» Problem to solve
Could you output each line of the data that follows exactly?

Dataset items
----------

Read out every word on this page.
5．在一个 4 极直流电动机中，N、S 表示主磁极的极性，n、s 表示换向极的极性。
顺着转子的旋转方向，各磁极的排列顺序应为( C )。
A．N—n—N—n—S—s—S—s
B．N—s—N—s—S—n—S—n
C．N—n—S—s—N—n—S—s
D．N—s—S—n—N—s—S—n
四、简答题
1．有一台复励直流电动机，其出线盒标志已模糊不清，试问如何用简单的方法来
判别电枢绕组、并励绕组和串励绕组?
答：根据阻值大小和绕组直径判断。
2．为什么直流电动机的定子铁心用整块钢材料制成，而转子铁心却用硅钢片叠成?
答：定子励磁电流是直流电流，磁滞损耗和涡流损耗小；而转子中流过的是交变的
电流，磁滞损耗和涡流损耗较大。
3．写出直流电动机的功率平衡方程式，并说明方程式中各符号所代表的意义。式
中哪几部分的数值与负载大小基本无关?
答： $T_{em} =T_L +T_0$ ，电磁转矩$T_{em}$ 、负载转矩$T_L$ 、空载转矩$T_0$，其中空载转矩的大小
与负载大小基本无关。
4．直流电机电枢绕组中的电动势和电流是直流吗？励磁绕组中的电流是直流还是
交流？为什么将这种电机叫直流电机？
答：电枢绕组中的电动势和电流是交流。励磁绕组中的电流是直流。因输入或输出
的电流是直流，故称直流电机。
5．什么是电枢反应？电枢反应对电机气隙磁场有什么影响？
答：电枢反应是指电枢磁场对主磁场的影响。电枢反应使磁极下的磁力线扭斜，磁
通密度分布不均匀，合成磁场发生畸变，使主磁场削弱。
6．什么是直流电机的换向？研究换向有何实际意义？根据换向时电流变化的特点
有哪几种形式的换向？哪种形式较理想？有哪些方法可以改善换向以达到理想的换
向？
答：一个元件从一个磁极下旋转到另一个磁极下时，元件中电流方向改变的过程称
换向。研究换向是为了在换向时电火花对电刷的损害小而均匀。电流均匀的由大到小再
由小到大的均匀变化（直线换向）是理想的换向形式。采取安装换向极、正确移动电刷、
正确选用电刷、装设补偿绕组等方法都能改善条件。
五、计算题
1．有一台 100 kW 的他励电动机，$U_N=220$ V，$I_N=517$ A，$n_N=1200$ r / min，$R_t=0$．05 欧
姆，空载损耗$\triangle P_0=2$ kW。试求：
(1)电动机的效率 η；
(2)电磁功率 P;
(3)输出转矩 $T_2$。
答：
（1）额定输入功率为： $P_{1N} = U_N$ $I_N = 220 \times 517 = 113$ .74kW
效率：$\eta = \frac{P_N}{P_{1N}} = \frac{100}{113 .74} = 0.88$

----------

» Problem solution
Read out every word on this page.
5．在一个 4 极直流电动机中，N、S 表示主磁极的极性，n、s 表示换向极的极性。
顺着转子的旋转方向，各磁极的排列顺序应为( C )。
A．N—n—N—n—S—s—S—s
B．N—s—N—s—S—n—S—n
C．N—n—S—s—N—n—S—s
D．N—s—S—n—N—s—S—n
四、简答题
1．有一台复励直流电动机，其出线盒标志已模糊不清，试问如何用简单的方法来
判别电枢绕组、并励绕组和串励绕组?
答：根据阻值大小和绕组直径判断。
2．为什么直流电动机的定子铁心用整块钢材料制成，而转子铁心却用硅钢片叠成?
答：定子励磁电流是直流电流，磁滞损耗和涡流损耗小；而转子中流过的是交变的
电流，磁滞损耗和涡流损耗较大。
3．写出直流电动机的功率平衡方程式，并说明方程式中各符号所代表的意义。式
中哪几部分的数值与负载大小基本无关?
答： $T_{em} =T_L +T_0$ ，电磁转矩$T_{em}$ 、负载转矩$T_L$ 、空载转矩$T_0$，其中空载转矩的大小
与负载大小基本无关。
4．直流电机电枢绕组中的电动势和电流是直流吗？励磁绕组中的电流是直流还是
交流？为什么将这种电机叫直流电机？
答：电枢绕组中的电动势和电流是交流。励磁绕组中的电流是直流。因输入或输出
的电流是直流，故称直流电机。
5．什么是电枢反应？电枢反应对电机气隙磁场有什么影响？
答：电枢反应是指电枢磁场对主磁场的影响。电枢反应使磁极下的磁力线扭斜，磁
通密度分布不均匀，合成磁场发生畸变，使主磁场削弱。
6．什么是直流电机的换向？研究换向有何实际意义？根据换向时电流变化的特点
有哪几种形式的换向？哪种形式较理想？有哪些方法可以改善换向以达到理想的换
向？
答：一个元件从一个磁极下旋转到另一个磁极下时，元件中电流方向改变的过程称
换向。研究换向是为了在换向时电火花对电刷的损害小而均匀。电流均匀的由大到小再
由小到大的均匀变化（直线换向）是理想的换向形式。采取安装换向极、正确移动电刷、
正确选用电刷、装设补偿绕组等方法都能改善条件。
五、计算题
1．有一台 100 kW 的他励电动机，$U_N=220$ V，$I_N=517$ A，$n_N=1200$ r / min，$R_t=0$．05 欧
姆，空载损耗$\triangle P_0=2$ kW。试求：
(1)电动机的效率 η；
(2)电磁功率 P;
(3)输出转矩 $T_2$。
答：
（1）额定输入功率为： $P_{1N} = U_N$ $I_N = 220 \times 517 = 113$ .74kW
效率：$\eta = \frac{P_N}{P_{1N}} = \frac{100}{113 .74} = 0.88$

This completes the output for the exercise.